_What you should do_. Count how many lines below contain the word "élec", then give that number alone.
---------- Provided entries ----------
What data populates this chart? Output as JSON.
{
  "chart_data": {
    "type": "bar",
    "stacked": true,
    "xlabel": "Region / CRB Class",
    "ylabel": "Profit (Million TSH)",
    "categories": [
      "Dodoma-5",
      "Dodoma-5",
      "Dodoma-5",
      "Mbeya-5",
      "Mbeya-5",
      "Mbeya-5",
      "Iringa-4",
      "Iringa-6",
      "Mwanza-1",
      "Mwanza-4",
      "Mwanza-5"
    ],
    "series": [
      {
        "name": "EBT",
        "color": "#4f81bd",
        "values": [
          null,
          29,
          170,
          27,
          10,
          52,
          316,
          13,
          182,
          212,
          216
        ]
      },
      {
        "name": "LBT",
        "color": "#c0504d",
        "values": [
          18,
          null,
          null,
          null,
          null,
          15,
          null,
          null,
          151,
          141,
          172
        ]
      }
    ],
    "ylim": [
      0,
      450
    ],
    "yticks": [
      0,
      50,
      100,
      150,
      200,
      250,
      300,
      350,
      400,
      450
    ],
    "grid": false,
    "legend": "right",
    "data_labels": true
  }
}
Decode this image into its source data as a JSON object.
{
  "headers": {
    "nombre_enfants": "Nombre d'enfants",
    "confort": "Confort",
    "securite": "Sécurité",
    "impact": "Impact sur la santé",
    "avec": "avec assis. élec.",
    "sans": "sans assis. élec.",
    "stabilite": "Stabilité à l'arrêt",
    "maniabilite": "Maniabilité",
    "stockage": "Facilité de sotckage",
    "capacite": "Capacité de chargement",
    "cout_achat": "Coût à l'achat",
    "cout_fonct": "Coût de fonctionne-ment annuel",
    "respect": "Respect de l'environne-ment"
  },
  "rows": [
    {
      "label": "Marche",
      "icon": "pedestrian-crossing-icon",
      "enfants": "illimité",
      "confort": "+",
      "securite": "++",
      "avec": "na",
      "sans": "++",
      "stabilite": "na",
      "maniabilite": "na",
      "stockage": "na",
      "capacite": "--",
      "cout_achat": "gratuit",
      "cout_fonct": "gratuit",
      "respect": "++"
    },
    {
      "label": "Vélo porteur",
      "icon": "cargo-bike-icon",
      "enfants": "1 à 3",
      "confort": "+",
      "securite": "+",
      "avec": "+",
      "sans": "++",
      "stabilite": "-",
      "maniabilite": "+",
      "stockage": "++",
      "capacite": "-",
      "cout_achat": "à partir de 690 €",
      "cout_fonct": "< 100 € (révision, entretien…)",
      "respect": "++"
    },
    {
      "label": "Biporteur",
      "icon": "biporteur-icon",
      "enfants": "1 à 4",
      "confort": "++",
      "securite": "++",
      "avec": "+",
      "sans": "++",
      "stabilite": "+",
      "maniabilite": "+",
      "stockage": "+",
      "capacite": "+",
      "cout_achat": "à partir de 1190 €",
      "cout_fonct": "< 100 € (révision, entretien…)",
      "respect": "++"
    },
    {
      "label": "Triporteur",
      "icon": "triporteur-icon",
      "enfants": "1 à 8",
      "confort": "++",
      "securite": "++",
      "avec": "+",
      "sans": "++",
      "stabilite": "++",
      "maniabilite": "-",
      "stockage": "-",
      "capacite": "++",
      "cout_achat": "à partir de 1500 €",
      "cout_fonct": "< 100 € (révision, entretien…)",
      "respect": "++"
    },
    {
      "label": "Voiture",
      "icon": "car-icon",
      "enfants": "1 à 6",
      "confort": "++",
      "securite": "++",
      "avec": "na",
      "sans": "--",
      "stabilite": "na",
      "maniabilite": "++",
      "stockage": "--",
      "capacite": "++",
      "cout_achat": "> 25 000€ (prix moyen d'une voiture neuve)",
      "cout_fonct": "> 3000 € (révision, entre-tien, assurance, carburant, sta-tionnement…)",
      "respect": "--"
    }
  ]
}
----------
_Problem solution_. 2